### PROBLEM DESCRIPTION
Repeat the full listing, word for word.

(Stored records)
════════════════════

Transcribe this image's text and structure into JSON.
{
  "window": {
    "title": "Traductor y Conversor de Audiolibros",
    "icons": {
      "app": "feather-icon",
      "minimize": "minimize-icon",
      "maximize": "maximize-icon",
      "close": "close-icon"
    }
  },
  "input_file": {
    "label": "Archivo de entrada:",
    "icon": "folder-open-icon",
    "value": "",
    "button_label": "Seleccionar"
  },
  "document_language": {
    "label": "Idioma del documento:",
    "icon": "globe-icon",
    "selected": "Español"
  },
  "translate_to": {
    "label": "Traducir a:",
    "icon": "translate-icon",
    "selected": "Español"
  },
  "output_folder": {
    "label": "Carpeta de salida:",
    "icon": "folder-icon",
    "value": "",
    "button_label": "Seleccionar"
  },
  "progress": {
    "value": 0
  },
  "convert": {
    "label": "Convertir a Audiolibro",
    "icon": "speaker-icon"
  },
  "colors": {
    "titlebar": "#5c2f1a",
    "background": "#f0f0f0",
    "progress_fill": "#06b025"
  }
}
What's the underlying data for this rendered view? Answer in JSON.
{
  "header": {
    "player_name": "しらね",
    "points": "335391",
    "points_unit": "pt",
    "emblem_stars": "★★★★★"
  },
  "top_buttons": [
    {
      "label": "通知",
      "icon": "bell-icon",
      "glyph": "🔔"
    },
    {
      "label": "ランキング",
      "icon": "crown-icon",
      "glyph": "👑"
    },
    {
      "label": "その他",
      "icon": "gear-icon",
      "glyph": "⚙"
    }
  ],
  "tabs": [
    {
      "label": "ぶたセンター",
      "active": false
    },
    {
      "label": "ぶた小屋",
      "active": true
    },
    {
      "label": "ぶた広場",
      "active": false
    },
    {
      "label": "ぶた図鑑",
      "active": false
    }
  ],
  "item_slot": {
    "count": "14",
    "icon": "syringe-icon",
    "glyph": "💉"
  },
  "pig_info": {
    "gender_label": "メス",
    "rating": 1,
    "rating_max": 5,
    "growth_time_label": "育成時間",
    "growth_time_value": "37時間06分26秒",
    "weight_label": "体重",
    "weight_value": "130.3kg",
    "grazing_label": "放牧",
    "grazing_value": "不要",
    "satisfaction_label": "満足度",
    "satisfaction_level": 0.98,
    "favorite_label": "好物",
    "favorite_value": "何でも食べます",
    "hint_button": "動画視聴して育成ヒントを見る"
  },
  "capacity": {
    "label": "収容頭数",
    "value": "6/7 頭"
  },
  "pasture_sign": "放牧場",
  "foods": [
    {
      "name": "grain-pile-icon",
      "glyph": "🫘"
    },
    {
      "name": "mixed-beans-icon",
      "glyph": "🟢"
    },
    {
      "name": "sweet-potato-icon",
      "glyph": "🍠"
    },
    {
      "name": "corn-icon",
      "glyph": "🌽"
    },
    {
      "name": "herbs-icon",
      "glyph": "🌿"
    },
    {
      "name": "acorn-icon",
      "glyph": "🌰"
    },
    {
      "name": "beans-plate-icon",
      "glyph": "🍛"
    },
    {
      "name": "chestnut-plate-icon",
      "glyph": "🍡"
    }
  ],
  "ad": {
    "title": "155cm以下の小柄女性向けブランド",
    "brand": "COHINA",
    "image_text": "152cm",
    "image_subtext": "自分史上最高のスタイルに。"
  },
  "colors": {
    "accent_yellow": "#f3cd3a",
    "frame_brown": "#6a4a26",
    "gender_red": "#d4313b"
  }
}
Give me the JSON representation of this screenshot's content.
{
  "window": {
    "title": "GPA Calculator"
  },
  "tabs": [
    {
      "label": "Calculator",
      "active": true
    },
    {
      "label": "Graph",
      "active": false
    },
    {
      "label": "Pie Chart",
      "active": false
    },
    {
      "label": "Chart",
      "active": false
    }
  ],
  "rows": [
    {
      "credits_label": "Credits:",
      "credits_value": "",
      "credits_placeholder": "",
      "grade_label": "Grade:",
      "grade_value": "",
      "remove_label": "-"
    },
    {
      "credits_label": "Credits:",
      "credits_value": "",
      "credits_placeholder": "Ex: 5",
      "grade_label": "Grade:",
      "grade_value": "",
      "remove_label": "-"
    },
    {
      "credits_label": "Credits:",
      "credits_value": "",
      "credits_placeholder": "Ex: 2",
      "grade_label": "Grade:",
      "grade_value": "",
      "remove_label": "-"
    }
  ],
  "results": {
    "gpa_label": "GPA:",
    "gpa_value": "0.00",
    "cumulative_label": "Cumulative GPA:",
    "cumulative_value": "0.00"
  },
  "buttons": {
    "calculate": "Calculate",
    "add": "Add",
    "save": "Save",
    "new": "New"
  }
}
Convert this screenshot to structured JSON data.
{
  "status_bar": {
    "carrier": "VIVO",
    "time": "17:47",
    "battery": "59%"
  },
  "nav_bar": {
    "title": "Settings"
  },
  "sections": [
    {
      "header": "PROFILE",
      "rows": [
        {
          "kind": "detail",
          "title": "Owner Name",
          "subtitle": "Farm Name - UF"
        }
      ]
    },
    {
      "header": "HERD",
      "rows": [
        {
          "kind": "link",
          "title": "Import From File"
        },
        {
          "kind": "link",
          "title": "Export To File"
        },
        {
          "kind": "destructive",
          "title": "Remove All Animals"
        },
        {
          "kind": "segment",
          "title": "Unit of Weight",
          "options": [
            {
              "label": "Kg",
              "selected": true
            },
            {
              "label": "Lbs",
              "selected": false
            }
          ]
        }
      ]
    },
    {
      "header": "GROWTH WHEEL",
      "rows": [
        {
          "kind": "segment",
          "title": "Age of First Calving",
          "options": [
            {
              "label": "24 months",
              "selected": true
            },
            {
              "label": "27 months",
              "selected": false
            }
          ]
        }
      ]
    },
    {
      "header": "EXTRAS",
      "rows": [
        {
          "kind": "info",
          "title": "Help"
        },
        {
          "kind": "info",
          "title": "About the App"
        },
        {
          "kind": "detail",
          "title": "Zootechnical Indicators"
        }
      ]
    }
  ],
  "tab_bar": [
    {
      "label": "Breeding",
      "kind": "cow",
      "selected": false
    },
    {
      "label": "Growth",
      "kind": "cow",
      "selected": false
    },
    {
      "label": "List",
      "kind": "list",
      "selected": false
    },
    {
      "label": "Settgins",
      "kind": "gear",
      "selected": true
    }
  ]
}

════════════════════

### WORKED ANSWER
Transcribe this image's text and structure into JSON.
{
  "window": {
    "title": "Traductor y Conversor de Audiolibros",
    "icons": {
      "app": "feather-icon",
      "minimize": "minimize-icon",
      "maximize": "maximize-icon",
      "close": "close-icon"
    }
  },
  "input_file": {
    "label": "Archivo de entrada:",
    "icon": "folder-open-icon",
    "value": "",
    "button_label": "Seleccionar"
  },
  "document_language": {
    "label": "Idioma del documento:",
    "icon": "globe-icon",
    "selected": "Español"
  },
  "translate_to": {
    "label": "Traducir a:",
    "icon": "translate-icon",
    "selected": "Español"
  },
  "output_folder": {
    "label": "Carpeta de salida:",
    "icon": "folder-icon",
    "value": "",
    "button_label": "Seleccionar"
  },
  "progress": {
    "value": 0
  },
  "convert": {
    "label": "Convertir a Audiolibro",
    "icon": "speaker-icon"
  },
  "colors": {
    "titlebar": "#5c2f1a",
    "background": "#f0f0f0",
    "progress_fill": "#06b025"
  }
}
What's the underlying data for this rendered view? Answer in JSON.
{
  "header": {
    "player_name": "しらね",
    "points": "335391",
    "points_unit": "pt",
    "emblem_stars": "★★★★★"
  },
  "top_buttons": [
    {
      "label": "通知",
      "icon": "bell-icon",
      "glyph": "🔔"
    },
    {
      "label": "ランキング",
      "icon": "crown-icon",
      "glyph": "👑"
    },
    {
      "label": "その他",
      "icon": "gear-icon",
      "glyph": "⚙"
    }
  ],
  "tabs": [
    {
      "label": "ぶたセンター",
      "active": false
    },
    {
      "label": "ぶた小屋",
      "active": true
    },
    {
      "label": "ぶた広場",
      "active": false
    },
    {
      "label": "ぶた図鑑",
      "active": false
    }
  ],
  "item_slot": {
    "count": "14",
    "icon": "syringe-icon",
    "glyph": "💉"
  },
  "pig_info": {
    "gender_label": "メス",
    "rating": 1,
    "rating_max": 5,
    "growth_time_label": "育成時間",
    "growth_time_value": "37時間06分26秒",
    "weight_label": "体重",
    "weight_value": "130.3kg",
    "grazing_label": "放牧",
    "grazing_value": "不要",
    "satisfaction_label": "満足度",
    "satisfaction_level": 0.98,
    "favorite_label": "好物",
    "favorite_value": "何でも食べます",
    "hint_button": "動画視聴して育成ヒントを見る"
  },
  "capacity": {
    "label": "収容頭数",
    "value": "6/7 頭"
  },
  "pasture_sign": "放牧場",
  "foods": [
    {
      "name": "grain-pile-icon",
      "glyph": "🫘"
    },
    {
      "name": "mixed-beans-icon",
      "glyph": "🟢"
    },
    {
      "name": "sweet-potato-icon",
      "glyph": "🍠"
    },
    {
      "name": "corn-icon",
      "glyph": "🌽"
    },
    {
      "name": "herbs-icon",
      "glyph": "🌿"
    },
    {
      "name": "acorn-icon",
      "glyph": "🌰"
    },
    {
      "name": "beans-plate-icon",
      "glyph": "🍛"
    },
    {
      "name": "chestnut-plate-icon",
      "glyph": "🍡"
    }
  ],
  "ad": {
    "title": "155cm以下の小柄女性向けブランド",
    "brand": "COHINA",
    "image_text": "152cm",
    "image_subtext": "自分史上最高のスタイルに。"
  },
  "colors": {
    "accent_yellow": "#f3cd3a",
    "frame_brown": "#6a4a26",
    "gender_red": "#d4313b"
  }
}
Give me the JSON representation of this screenshot's content.
{
  "window": {
    "title": "GPA Calculator"
  },
  "tabs": [
    {
      "label": "Calculator",
      "active": true
    },
    {
      "label": "Graph",
      "active": false
    },
    {
      "label": "Pie Chart",
      "active": false
    },
    {
      "label": "Chart",
      "active": false
    }
  ],
  "rows": [
    {
      "credits_label": "Credits:",
      "credits_value": "",
      "credits_placeholder": "",
      "grade_label": "Grade:",
      "grade_value": "",
      "remove_label": "-"
    },
    {
      "credits_label": "Credits:",
      "credits_value": "",
      "credits_placeholder": "Ex: 5",
      "grade_label": "Grade:",
      "grade_value": "",
      "remove_label": "-"
    },
    {
      "credits_label": "Credits:",
      "credits_value": "",
      "credits_placeholder": "Ex: 2",
      "grade_label": "Grade:",
      "grade_value": "",
      "remove_label": "-"
    }
  ],
  "results": {
    "gpa_label": "GPA:",
    "gpa_value": "0.00",
    "cumulative_label": "Cumulative GPA:",
    "cumulative_value": "0.00"
  },
  "buttons": {
    "calculate": "Calculate",
    "add": "Add",
    "save": "Save",
    "new": "New"
  }
}
Convert this screenshot to structured JSON data.
{
  "status_bar": {
    "carrier": "VIVO",
    "time": "17:47",
    "battery": "59%"
  },
  "nav_bar": {
    "title": "Settings"
  },
  "sections": [
    {
      "header": "PROFILE",
      "rows": [
        {
          "kind": "detail",
          "title": "Owner Name",
          "subtitle": "Farm Name - UF"
        }
      ]
    },
    {
      "header": "HERD",
      "rows": [
        {
          "kind": "link",
          "title": "Import From File"
        },
        {
          "kind": "link",
          "title": "Export To File"
        },
        {
          "kind": "destructive",
          "title": "Remove All Animals"
        },
        {
          "kind": "segment",
          "title": "Unit of Weight",
          "options": [
            {
              "label": "Kg",
              "selected": true
            },
            {
              "label": "Lbs",
              "selected": false
            }
          ]
        }
      ]
    },
    {
      "header": "GROWTH WHEEL",
      "rows": [
        {
          "kind": "segment",
          "title": "Age of First Calving",
          "options": [
            {
              "label": "24 months",
              "selected": true
            },
            {
              "label": "27 months",
              "selected": false
            }
          ]
        }
      ]
    },
    {
      "header": "EXTRAS",
      "rows": [
        {
          "kind": "info",
          "title": "Help"
        },
        {
          "kind": "info",
          "title": "About the App"
        },
        {
          "kind": "detail",
          "title": "Zootechnical Indicators"
        }
      ]
    }
  ],
  "tab_bar": [
    {
      "label": "Breeding",
      "kind": "cow",
      "selected": false
    },
    {
      "label": "Growth",
      "kind": "cow",
      "selected": false
    },
    {
      "label": "List",
      "kind": "list",
      "selected": false
    },
    {
      "label": "Settgins",
      "kind": "gear",
      "selected": true
    }
  ]
}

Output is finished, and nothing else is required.